*EXERCISE DIRECTIONS*:
Locate every line in the material below that has the word "from". Copy each of those lines.

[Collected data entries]
****

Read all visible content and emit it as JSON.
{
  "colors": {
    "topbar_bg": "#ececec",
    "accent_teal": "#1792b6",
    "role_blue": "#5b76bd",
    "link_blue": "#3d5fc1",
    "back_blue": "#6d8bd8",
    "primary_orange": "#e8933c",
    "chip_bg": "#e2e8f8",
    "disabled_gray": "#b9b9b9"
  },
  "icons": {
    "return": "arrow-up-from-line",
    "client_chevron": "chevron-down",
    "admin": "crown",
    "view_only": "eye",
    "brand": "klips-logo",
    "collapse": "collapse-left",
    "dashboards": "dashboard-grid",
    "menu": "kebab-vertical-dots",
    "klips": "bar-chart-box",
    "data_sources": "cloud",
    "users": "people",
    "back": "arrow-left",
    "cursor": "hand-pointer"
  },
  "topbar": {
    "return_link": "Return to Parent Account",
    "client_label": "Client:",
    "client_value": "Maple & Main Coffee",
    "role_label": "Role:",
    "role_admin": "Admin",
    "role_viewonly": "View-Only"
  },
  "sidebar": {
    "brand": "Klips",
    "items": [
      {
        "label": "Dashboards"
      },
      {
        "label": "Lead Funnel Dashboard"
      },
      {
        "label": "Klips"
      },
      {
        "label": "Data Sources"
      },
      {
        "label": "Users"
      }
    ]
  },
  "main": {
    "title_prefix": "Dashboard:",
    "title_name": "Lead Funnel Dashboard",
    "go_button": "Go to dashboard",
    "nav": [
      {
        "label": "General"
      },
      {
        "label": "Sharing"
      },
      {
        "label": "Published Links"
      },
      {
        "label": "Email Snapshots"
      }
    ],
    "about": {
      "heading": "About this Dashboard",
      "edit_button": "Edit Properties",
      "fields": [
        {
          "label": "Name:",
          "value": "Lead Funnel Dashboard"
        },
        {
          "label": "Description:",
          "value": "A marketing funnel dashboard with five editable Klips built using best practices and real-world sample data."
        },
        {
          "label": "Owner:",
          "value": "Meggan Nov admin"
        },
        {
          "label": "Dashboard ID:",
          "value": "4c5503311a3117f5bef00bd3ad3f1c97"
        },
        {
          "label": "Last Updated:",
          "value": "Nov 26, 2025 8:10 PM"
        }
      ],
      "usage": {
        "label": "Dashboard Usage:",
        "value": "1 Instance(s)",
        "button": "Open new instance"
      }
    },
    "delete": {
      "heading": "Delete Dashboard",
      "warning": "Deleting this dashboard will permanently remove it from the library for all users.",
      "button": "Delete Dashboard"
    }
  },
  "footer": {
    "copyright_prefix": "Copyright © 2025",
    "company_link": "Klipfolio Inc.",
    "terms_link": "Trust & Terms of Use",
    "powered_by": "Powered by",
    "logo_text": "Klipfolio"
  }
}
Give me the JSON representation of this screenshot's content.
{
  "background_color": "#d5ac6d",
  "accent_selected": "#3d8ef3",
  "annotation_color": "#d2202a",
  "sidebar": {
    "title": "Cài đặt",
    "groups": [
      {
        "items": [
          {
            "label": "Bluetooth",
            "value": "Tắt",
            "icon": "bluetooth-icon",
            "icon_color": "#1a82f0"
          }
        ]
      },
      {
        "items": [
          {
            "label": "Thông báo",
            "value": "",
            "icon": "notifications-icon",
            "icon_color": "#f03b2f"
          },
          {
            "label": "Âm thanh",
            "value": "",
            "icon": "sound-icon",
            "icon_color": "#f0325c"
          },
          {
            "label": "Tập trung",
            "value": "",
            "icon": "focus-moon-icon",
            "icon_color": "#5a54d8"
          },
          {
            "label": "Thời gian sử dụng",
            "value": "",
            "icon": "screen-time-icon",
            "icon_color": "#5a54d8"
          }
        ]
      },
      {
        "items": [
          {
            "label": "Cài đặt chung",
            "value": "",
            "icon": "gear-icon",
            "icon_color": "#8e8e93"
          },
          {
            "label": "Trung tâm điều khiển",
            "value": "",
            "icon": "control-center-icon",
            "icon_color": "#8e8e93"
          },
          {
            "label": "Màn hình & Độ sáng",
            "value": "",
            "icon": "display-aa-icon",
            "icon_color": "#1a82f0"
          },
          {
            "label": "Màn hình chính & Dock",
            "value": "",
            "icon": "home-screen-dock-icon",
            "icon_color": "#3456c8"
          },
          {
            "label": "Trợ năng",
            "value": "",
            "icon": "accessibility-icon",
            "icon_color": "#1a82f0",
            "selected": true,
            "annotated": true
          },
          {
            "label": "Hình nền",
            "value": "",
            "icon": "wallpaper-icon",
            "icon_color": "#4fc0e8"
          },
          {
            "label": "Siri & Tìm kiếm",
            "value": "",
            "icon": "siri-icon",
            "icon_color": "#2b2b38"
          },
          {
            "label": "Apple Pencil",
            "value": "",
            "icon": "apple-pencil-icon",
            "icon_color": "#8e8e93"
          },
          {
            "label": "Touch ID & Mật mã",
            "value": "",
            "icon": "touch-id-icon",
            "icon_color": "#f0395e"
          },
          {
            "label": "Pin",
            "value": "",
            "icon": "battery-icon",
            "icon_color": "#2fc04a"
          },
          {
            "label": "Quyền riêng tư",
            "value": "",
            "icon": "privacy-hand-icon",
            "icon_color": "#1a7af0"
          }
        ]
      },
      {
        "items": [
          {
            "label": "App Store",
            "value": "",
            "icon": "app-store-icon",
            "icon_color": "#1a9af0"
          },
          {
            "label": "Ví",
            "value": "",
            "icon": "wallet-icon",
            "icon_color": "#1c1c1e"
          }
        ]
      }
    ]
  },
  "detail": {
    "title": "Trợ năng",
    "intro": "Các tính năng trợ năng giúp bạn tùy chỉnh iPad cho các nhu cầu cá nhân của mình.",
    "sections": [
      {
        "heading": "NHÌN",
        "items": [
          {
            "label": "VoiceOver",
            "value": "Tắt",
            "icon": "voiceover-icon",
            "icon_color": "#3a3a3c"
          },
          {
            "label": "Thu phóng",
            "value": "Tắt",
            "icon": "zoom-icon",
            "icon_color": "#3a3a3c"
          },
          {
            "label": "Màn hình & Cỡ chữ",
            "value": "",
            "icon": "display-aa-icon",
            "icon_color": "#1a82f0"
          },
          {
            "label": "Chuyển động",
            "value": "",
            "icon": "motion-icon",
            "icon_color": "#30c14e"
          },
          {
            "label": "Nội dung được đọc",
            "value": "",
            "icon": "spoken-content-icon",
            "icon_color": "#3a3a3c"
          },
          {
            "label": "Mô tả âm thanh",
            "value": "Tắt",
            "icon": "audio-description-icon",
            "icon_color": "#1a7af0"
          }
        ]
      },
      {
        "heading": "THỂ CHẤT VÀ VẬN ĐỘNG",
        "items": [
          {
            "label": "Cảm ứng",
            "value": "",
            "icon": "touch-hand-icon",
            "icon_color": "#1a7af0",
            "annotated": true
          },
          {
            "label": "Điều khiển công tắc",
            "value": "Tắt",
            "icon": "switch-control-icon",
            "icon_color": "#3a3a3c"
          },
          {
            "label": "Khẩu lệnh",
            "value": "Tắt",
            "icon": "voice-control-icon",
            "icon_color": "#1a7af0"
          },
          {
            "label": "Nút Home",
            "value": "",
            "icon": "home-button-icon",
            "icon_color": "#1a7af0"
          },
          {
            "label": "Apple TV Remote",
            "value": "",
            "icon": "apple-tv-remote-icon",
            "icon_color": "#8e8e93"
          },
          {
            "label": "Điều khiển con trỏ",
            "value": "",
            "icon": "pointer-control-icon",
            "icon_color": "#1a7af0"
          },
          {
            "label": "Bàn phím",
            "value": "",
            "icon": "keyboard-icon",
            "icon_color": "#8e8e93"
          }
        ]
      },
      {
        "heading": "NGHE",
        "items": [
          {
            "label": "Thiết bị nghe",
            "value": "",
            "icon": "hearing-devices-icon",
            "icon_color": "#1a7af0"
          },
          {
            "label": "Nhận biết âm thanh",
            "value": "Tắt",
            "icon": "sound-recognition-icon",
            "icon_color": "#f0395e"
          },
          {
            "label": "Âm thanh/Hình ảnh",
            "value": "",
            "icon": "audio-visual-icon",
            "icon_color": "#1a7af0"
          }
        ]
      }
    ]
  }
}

****

*ANSWER TO THE PROBLEM*:
    "return": "arrow-up-from-line",
      "warning": "Deleting this dashboard will permanently remove it from the library for all users.",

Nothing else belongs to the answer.